**DIRECTION:** The records that follow need to be output exactly as they are.

Start of SUPPLIED RECORDS

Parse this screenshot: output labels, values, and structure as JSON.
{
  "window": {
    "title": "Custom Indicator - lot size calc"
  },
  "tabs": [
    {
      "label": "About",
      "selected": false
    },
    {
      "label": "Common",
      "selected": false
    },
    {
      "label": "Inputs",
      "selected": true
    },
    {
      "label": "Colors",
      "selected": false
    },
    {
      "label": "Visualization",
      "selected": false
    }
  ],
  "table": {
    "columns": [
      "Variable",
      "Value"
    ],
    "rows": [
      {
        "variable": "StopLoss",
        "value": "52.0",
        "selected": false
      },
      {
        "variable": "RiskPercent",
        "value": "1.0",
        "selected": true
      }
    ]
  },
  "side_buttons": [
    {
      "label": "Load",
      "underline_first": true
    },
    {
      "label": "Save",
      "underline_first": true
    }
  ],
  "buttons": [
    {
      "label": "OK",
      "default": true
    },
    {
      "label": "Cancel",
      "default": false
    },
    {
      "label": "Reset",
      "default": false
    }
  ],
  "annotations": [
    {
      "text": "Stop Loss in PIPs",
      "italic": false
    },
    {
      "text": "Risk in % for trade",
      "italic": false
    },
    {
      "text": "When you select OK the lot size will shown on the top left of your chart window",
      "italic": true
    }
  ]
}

End of SUPPLIED RECORDS

**FULL ANSWER:**
Parse this screenshot: output labels, values, and structure as JSON.
{
  "window": {
    "title": "Custom Indicator - lot size calc"
  },
  "tabs": [
    {
      "label": "About",
      "selected": false
    },
    {
      "label": "Common",
      "selected": false
    },
    {
      "label": "Inputs",
      "selected": true
    },
    {
      "label": "Colors",
      "selected": false
    },
    {
      "label": "Visualization",
      "selected": false
    }
  ],
  "table": {
    "columns": [
      "Variable",
      "Value"
    ],
    "rows": [
      {
        "variable": "StopLoss",
        "value": "52.0",
        "selected": false
      },
      {
        "variable": "RiskPercent",
        "value": "1.0",
        "selected": true
      }
    ]
  },
  "side_buttons": [
    {
      "label": "Load",
      "underline_first": true
    },
    {
      "label": "Save",
      "underline_first": true
    }
  ],
  "buttons": [
    {
      "label": "OK",
      "default": true
    },
    {
      "label": "Cancel",
      "default": false
    },
    {
      "label": "Reset",
      "default": false
    }
  ],
  "annotations": [
    {
      "text": "Stop Loss in PIPs",
      "italic": false
    },
    {
      "text": "Risk in % for trade",
      "italic": false
    },
    {
      "text": "When you select OK the lot size will shown on the top left of your chart window",
      "italic": true
    }
  ]
}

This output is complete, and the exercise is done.